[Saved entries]
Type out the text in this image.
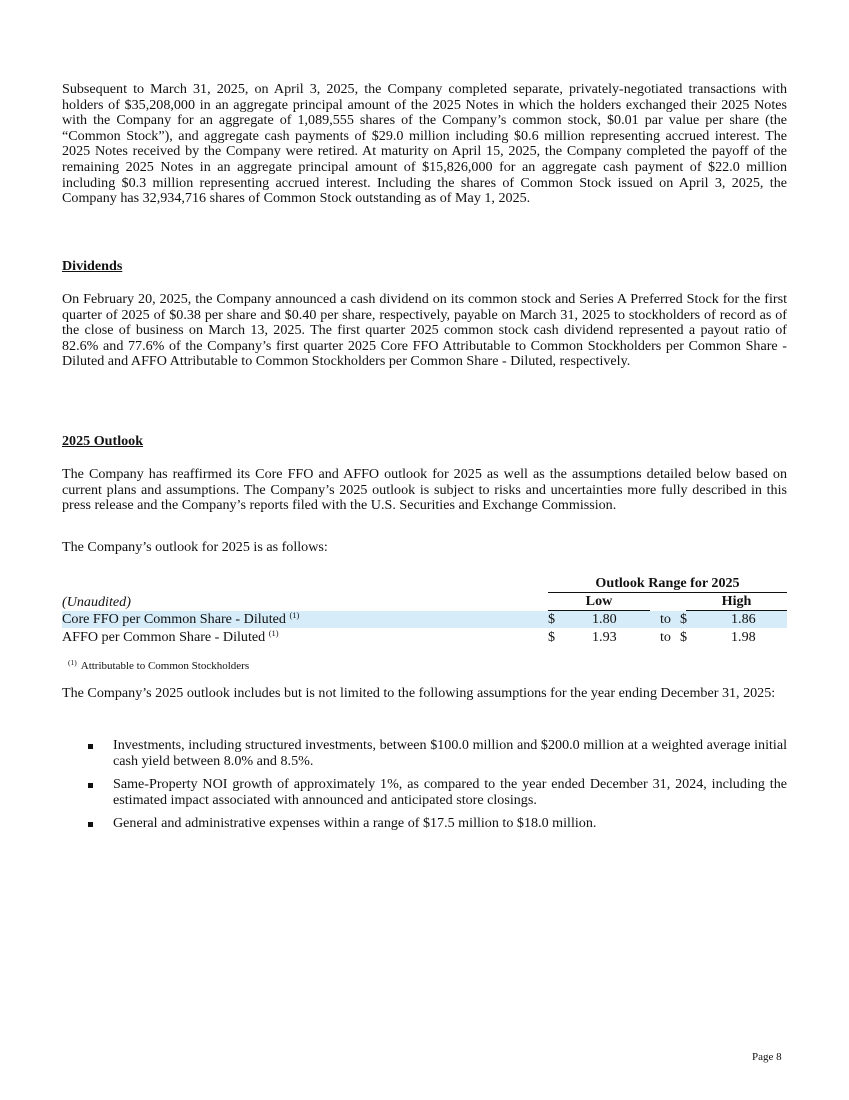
Subsequent to March 31, 2025, on April 3, 2025, the Company completed separate, privately-negotiated transactions with holders of $35,208,000 in an aggregate principal amount of the 2025 Notes in which the holders exchanged their 2025 Notes with the Company for an aggregate of 1,089,555 shares of the Company’s common stock, $0.01 par value per share (the “Common Stock”), and aggregate cash payments of $29.0 million including $0.6 million representing accrued interest. The 2025 Notes received by the Company were retired. At maturity on April 15, 2025, the Company completed the payoff of the remaining 2025 Notes in an aggregate principal amount of $15,826,000 for an aggregate cash payment of $22.0 million including $0.3 million representing accrued interest. Including the shares of Common Stock issued on April 3, 2025, the Company has 32,934,716 shares of Common Stock outstanding as of May 1, 2025.

Dividends

On February 20, 2025, the Company announced a cash dividend on its common stock and Series A Preferred Stock for the first quarter of 2025 of $0.38 per share and $0.40 per share, respectively, payable on March 31, 2025 to stockholders of record as of the close of business on March 13, 2025. The first quarter 2025 common stock cash dividend represented a payout ratio of 82.6% and 77.6% of the Company’s first quarter 2025 Core FFO Attributable to Common Stockholders per Common Share - Diluted and AFFO Attributable to Common Stockholders per Common Share - Diluted, respectively.

2025 Outlook

The Company has reaffirmed its Core FFO and AFFO outlook for 2025 as well as the assumptions detailed below based on current plans and assumptions. The Company’s 2025 outlook is subject to risks and uncertainties more fully described in this press release and the Company’s reports filed with the U.S. Securities and Exchange Commission.

The Company’s outlook for 2025 is as follows:

Outlook Range for 2025
(Unaudited)	Low	High
Core FFO per Common Share - Diluted $^{(1)}$	$	1.80	to $	1.86
AFFO per Common Share - Diluted $^{(1)}$	$	1.93	to $	1.98
$^{(1)}$ Attributable to Common Stockholders

The Company’s 2025 outlook includes but is not limited to the following assumptions for the year ending December 31, 2025:

Investments, including structured investments, between $100.0 million and $200.0 million at a weighted average initial cash yield between 8.0% and 8.5%.
Same-Property NOI growth of approximately 1%, as compared to the year ended December 31, 2024, including the estimated impact associated with announced and anticipated store closings.
General and administrative expenses within a range of $17.5 million to $18.0 million.
Page 8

* _SET PROBLEM_
Each entry gets copied exactly; the pictures stay out.

* _FINAL ANSWER_
Type out the text in this image.
Subsequent to March 31, 2025, on April 3, 2025, the Company completed separate, privately-negotiated transactions with holders of $35,208,000 in an aggregate principal amount of the 2025 Notes in which the holders exchanged their 2025 Notes with the Company for an aggregate of 1,089,555 shares of the Company’s common stock, $0.01 par value per share (the “Common Stock”), and aggregate cash payments of $29.0 million including $0.6 million representing accrued interest. The 2025 Notes received by the Company were retired. At maturity on April 15, 2025, the Company completed the payoff of the remaining 2025 Notes in an aggregate principal amount of $15,826,000 for an aggregate cash payment of $22.0 million including $0.3 million representing accrued interest. Including the shares of Common Stock issued on April 3, 2025, the Company has 32,934,716 shares of Common Stock outstanding as of May 1, 2025.

Dividends

On February 20, 2025, the Company announced a cash dividend on its common stock and Series A Preferred Stock for the first quarter of 2025 of $0.38 per share and $0.40 per share, respectively, payable on March 31, 2025 to stockholders of record as of the close of business on March 13, 2025. The first quarter 2025 common stock cash dividend represented a payout ratio of 82.6% and 77.6% of the Company’s first quarter 2025 Core FFO Attributable to Common Stockholders per Common Share - Diluted and AFFO Attributable to Common Stockholders per Common Share - Diluted, respectively.

2025 Outlook

The Company has reaffirmed its Core FFO and AFFO outlook for 2025 as well as the assumptions detailed below based on current plans and assumptions. The Company’s 2025 outlook is subject to risks and uncertainties more fully described in this press release and the Company’s reports filed with the U.S. Securities and Exchange Commission.

The Company’s outlook for 2025 is as follows:

Outlook Range for 2025
(Unaudited)	Low	High
Core FFO per Common Share - Diluted $^{(1)}$	$	1.80	to $	1.86
AFFO per Common Share - Diluted $^{(1)}$	$	1.93	to $	1.98
$^{(1)}$ Attributable to Common Stockholders

The Company’s 2025 outlook includes but is not limited to the following assumptions for the year ending December 31, 2025:

Investments, including structured investments, between $100.0 million and $200.0 million at a weighted average initial cash yield between 8.0% and 8.5%.
Same-Property NOI growth of approximately 1%, as compared to the year ended December 31, 2024, including the estimated impact associated with announced and anticipated store closings.
General and administrative expenses within a range of $17.5 million to $18.0 million.
Page 8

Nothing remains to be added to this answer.